— BEGIN Material —

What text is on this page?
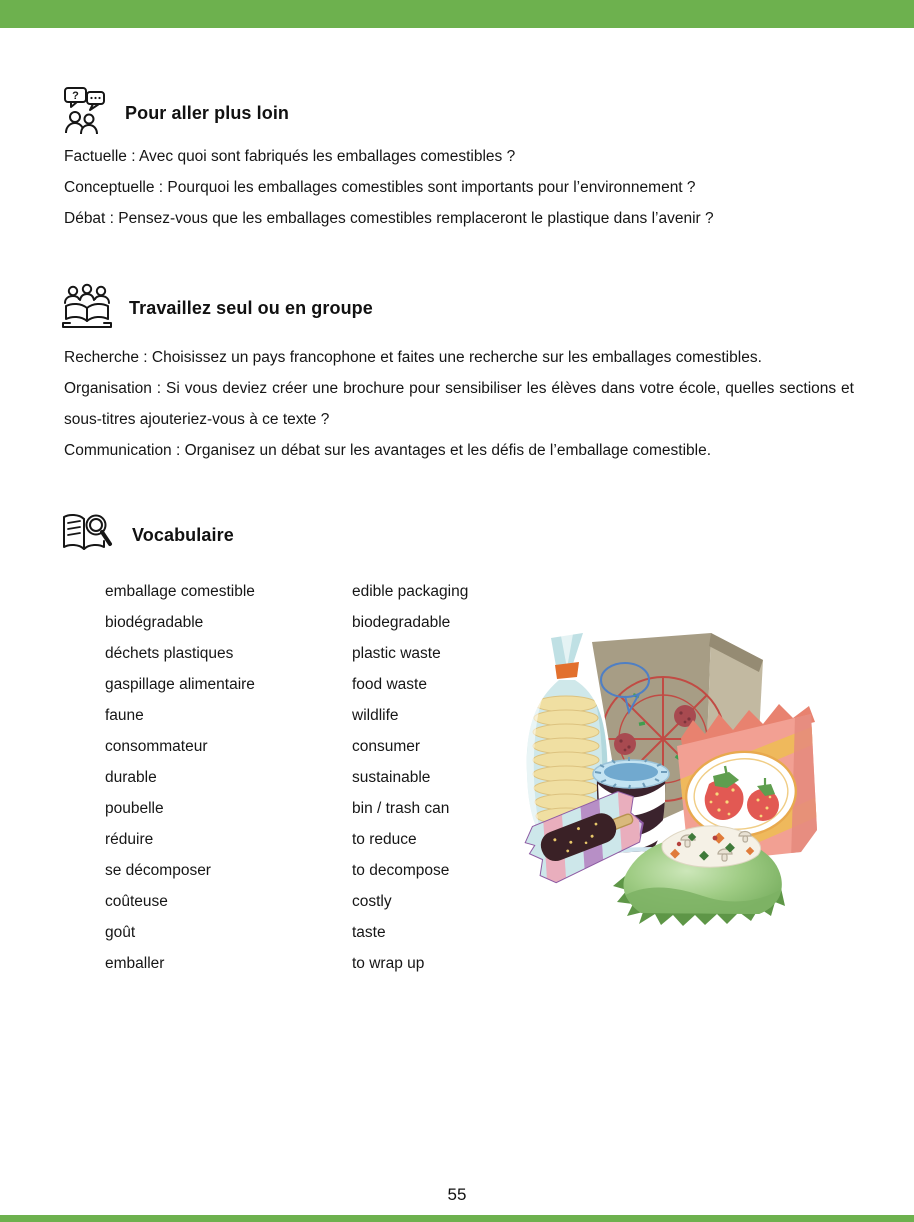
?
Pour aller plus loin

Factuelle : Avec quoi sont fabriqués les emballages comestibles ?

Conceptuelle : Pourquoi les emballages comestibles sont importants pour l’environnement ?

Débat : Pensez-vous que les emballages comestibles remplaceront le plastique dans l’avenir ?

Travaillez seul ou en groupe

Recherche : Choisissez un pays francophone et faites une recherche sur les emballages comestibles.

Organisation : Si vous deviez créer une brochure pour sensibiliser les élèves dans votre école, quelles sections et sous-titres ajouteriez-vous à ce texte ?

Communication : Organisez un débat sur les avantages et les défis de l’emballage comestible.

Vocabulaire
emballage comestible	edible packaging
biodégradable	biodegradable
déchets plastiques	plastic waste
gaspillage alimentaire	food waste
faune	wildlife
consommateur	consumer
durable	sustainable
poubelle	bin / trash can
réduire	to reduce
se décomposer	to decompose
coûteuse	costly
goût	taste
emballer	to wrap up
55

— END Material —

Exercise brief:
Leave out the pictures and repeat everything else in the records exactly.

The reply:
What text is on this page?
?
Pour aller plus loin

Factuelle : Avec quoi sont fabriqués les emballages comestibles ?

Conceptuelle : Pourquoi les emballages comestibles sont importants pour l’environnement ?

Débat : Pensez-vous que les emballages comestibles remplaceront le plastique dans l’avenir ?

Travaillez seul ou en groupe

Recherche : Choisissez un pays francophone et faites une recherche sur les emballages comestibles.

Organisation : Si vous deviez créer une brochure pour sensibiliser les élèves dans votre école, quelles sections et sous-titres ajouteriez-vous à ce texte ?

Communication : Organisez un débat sur les avantages et les défis de l’emballage comestible.

Vocabulaire
emballage comestible	edible packaging
biodégradable	biodegradable
déchets plastiques	plastic waste
gaspillage alimentaire	food waste
faune	wildlife
consommateur	consumer
durable	sustainable
poubelle	bin / trash can
réduire	to reduce
se décomposer	to decompose
coûteuse	costly
goût	taste
emballer	to wrap up
55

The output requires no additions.